WHAT IS EXPECTED -> Reproduce the data in its entirety, exactly as supplied.

RECORDS TO PROCESS ->
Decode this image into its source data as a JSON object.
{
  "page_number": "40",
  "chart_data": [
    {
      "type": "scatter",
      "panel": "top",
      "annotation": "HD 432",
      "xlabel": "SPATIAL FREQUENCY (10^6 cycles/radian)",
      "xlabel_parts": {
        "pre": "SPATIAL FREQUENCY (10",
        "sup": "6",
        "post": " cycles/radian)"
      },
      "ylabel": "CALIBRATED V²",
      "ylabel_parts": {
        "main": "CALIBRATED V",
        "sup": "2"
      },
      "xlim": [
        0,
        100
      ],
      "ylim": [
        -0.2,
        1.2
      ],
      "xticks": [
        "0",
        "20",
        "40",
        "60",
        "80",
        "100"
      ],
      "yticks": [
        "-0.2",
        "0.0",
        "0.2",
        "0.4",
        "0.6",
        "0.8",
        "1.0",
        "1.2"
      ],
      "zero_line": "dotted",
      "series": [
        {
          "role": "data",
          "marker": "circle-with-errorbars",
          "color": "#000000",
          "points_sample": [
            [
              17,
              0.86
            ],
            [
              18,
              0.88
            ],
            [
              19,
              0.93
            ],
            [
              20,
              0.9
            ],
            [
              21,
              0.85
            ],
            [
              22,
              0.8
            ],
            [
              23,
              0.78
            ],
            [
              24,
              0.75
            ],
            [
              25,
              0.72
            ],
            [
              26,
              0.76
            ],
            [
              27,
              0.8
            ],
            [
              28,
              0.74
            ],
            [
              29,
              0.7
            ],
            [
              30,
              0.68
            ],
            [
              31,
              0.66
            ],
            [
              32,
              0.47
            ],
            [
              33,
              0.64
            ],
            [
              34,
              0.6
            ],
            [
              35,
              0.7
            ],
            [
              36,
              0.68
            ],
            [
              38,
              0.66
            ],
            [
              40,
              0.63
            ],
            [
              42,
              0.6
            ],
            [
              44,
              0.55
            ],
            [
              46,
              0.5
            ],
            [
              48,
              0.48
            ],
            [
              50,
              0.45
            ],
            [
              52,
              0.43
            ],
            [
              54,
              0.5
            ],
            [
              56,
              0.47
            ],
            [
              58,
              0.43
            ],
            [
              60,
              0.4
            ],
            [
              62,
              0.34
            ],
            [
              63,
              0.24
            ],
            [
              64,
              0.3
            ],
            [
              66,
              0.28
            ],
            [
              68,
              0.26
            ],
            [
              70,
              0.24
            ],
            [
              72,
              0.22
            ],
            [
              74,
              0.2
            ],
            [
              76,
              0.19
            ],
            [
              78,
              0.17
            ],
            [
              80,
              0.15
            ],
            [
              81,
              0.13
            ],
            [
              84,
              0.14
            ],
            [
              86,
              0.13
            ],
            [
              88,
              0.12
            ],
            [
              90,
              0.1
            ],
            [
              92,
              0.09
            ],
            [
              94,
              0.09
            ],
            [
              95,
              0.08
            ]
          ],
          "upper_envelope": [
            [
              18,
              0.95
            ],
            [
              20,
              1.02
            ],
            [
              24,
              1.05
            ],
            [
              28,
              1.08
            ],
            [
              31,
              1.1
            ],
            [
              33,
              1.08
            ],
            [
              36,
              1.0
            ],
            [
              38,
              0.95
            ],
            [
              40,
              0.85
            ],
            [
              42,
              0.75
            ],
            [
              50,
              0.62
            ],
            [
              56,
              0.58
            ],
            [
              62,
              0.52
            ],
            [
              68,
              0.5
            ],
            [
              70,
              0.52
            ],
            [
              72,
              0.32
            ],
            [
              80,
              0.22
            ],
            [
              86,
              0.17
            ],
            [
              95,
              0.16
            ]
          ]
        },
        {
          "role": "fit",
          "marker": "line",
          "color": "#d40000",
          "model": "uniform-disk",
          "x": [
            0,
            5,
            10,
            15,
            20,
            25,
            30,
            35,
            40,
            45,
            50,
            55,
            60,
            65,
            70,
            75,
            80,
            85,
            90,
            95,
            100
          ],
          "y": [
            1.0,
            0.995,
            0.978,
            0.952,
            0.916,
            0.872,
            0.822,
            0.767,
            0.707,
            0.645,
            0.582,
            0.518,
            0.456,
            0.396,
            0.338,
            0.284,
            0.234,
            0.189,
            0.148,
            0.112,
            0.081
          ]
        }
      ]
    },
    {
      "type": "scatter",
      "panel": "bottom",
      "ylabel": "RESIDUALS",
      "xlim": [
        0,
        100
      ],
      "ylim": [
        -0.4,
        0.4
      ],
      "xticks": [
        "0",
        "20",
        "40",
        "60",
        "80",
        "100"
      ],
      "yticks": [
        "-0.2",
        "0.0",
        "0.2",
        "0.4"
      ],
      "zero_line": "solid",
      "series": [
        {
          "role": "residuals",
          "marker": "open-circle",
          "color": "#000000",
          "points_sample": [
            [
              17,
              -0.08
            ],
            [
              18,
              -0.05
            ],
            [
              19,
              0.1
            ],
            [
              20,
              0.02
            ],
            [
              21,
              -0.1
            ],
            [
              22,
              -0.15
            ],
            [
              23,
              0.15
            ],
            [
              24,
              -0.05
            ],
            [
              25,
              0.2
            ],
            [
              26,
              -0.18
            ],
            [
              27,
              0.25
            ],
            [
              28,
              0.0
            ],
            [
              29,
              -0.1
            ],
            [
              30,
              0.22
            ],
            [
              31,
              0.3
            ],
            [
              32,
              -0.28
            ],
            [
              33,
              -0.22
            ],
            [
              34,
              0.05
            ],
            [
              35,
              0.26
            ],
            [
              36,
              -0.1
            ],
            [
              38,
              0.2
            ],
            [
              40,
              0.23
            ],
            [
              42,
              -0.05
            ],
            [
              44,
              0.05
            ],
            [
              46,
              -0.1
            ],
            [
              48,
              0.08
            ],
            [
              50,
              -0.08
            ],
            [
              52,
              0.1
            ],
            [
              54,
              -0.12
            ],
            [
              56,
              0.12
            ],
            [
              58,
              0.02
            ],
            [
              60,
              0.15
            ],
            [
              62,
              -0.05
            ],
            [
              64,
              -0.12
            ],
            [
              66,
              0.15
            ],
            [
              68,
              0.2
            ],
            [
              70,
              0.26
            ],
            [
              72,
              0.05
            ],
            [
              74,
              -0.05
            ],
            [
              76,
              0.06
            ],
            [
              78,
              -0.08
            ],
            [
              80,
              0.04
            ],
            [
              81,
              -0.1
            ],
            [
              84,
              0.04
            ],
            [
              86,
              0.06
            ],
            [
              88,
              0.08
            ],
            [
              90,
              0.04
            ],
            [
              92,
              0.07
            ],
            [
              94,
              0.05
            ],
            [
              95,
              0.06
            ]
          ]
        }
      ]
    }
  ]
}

ANSWER TO THE EXERCISE ->
Decode this image into its source data as a JSON object.
{
  "page_number": "40",
  "chart_data": [
    {
      "type": "scatter",
      "panel": "top",
      "annotation": "HD 432",
      "xlabel": "SPATIAL FREQUENCY (10^6 cycles/radian)",
      "xlabel_parts": {
        "pre": "SPATIAL FREQUENCY (10",
        "sup": "6",
        "post": " cycles/radian)"
      },
      "ylabel": "CALIBRATED V²",
      "ylabel_parts": {
        "main": "CALIBRATED V",
        "sup": "2"
      },
      "xlim": [
        0,
        100
      ],
      "ylim": [
        -0.2,
        1.2
      ],
      "xticks": [
        "0",
        "20",
        "40",
        "60",
        "80",
        "100"
      ],
      "yticks": [
        "-0.2",
        "0.0",
        "0.2",
        "0.4",
        "0.6",
        "0.8",
        "1.0",
        "1.2"
      ],
      "zero_line": "dotted",
      "series": [
        {
          "role": "data",
          "marker": "circle-with-errorbars",
          "color": "#000000",
          "points_sample": [
            [
              17,
              0.86
            ],
            [
              18,
              0.88
            ],
            [
              19,
              0.93
            ],
            [
              20,
              0.9
            ],
            [
              21,
              0.85
            ],
            [
              22,
              0.8
            ],
            [
              23,
              0.78
            ],
            [
              24,
              0.75
            ],
            [
              25,
              0.72
            ],
            [
              26,
              0.76
            ],
            [
              27,
              0.8
            ],
            [
              28,
              0.74
            ],
            [
              29,
              0.7
            ],
            [
              30,
              0.68
            ],
            [
              31,
              0.66
            ],
            [
              32,
              0.47
            ],
            [
              33,
              0.64
            ],
            [
              34,
              0.6
            ],
            [
              35,
              0.7
            ],
            [
              36,
              0.68
            ],
            [
              38,
              0.66
            ],
            [
              40,
              0.63
            ],
            [
              42,
              0.6
            ],
            [
              44,
              0.55
            ],
            [
              46,
              0.5
            ],
            [
              48,
              0.48
            ],
            [
              50,
              0.45
            ],
            [
              52,
              0.43
            ],
            [
              54,
              0.5
            ],
            [
              56,
              0.47
            ],
            [
              58,
              0.43
            ],
            [
              60,
              0.4
            ],
            [
              62,
              0.34
            ],
            [
              63,
              0.24
            ],
            [
              64,
              0.3
            ],
            [
              66,
              0.28
            ],
            [
              68,
              0.26
            ],
            [
              70,
              0.24
            ],
            [
              72,
              0.22
            ],
            [
              74,
              0.2
            ],
            [
              76,
              0.19
            ],
            [
              78,
              0.17
            ],
            [
              80,
              0.15
            ],
            [
              81,
              0.13
            ],
            [
              84,
              0.14
            ],
            [
              86,
              0.13
            ],
            [
              88,
              0.12
            ],
            [
              90,
              0.1
            ],
            [
              92,
              0.09
            ],
            [
              94,
              0.09
            ],
            [
              95,
              0.08
            ]
          ],
          "upper_envelope": [
            [
              18,
              0.95
            ],
            [
              20,
              1.02
            ],
            [
              24,
              1.05
            ],
            [
              28,
              1.08
            ],
            [
              31,
              1.1
            ],
            [
              33,
              1.08
            ],
            [
              36,
              1.0
            ],
            [
              38,
              0.95
            ],
            [
              40,
              0.85
            ],
            [
              42,
              0.75
            ],
            [
              50,
              0.62
            ],
            [
              56,
              0.58
            ],
            [
              62,
              0.52
            ],
            [
              68,
              0.5
            ],
            [
              70,
              0.52
            ],
            [
              72,
              0.32
            ],
            [
              80,
              0.22
            ],
            [
              86,
              0.17
            ],
            [
              95,
              0.16
            ]
          ]
        },
        {
          "role": "fit",
          "marker": "line",
          "color": "#d40000",
          "model": "uniform-disk",
          "x": [
            0,
            5,
            10,
            15,
            20,
            25,
            30,
            35,
            40,
            45,
            50,
            55,
            60,
            65,
            70,
            75,
            80,
            85,
            90,
            95,
            100
          ],
          "y": [
            1.0,
            0.995,
            0.978,
            0.952,
            0.916,
            0.872,
            0.822,
            0.767,
            0.707,
            0.645,
            0.582,
            0.518,
            0.456,
            0.396,
            0.338,
            0.284,
            0.234,
            0.189,
            0.148,
            0.112,
            0.081
          ]
        }
      ]
    },
    {
      "type": "scatter",
      "panel": "bottom",
      "ylabel": "RESIDUALS",
      "xlim": [
        0,
        100
      ],
      "ylim": [
        -0.4,
        0.4
      ],
      "xticks": [
        "0",
        "20",
        "40",
        "60",
        "80",
        "100"
      ],
      "yticks": [
        "-0.2",
        "0.0",
        "0.2",
        "0.4"
      ],
      "zero_line": "solid",
      "series": [
        {
          "role": "residuals",
          "marker": "open-circle",
          "color": "#000000",
          "points_sample": [
            [
              17,
              -0.08
            ],
            [
              18,
              -0.05
            ],
            [
              19,
              0.1
            ],
            [
              20,
              0.02
            ],
            [
              21,
              -0.1
            ],
            [
              22,
              -0.15
            ],
            [
              23,
              0.15
            ],
            [
              24,
              -0.05
            ],
            [
              25,
              0.2
            ],
            [
              26,
              -0.18
            ],
            [
              27,
              0.25
            ],
            [
              28,
              0.0
            ],
            [
              29,
              -0.1
            ],
            [
              30,
              0.22
            ],
            [
              31,
              0.3
            ],
            [
              32,
              -0.28
            ],
            [
              33,
              -0.22
            ],
            [
              34,
              0.05
            ],
            [
              35,
              0.26
            ],
            [
              36,
              -0.1
            ],
            [
              38,
              0.2
            ],
            [
              40,
              0.23
            ],
            [
              42,
              -0.05
            ],
            [
              44,
              0.05
            ],
            [
              46,
              -0.1
            ],
            [
              48,
              0.08
            ],
            [
              50,
              -0.08
            ],
            [
              52,
              0.1
            ],
            [
              54,
              -0.12
            ],
            [
              56,
              0.12
            ],
            [
              58,
              0.02
            ],
            [
              60,
              0.15
            ],
            [
              62,
              -0.05
            ],
            [
              64,
              -0.12
            ],
            [
              66,
              0.15
            ],
            [
              68,
              0.2
            ],
            [
              70,
              0.26
            ],
            [
              72,
              0.05
            ],
            [
              74,
              -0.05
            ],
            [
              76,
              0.06
            ],
            [
              78,
              -0.08
            ],
            [
              80,
              0.04
            ],
            [
              81,
              -0.1
            ],
            [
              84,
              0.04
            ],
            [
              86,
              0.06
            ],
            [
              88,
              0.08
            ],
            [
              90,
              0.04
            ],
            [
              92,
              0.07
            ],
            [
              94,
              0.05
            ],
            [
              95,
              0.06
            ]
          ]
        }
      ]
    }
  ]
}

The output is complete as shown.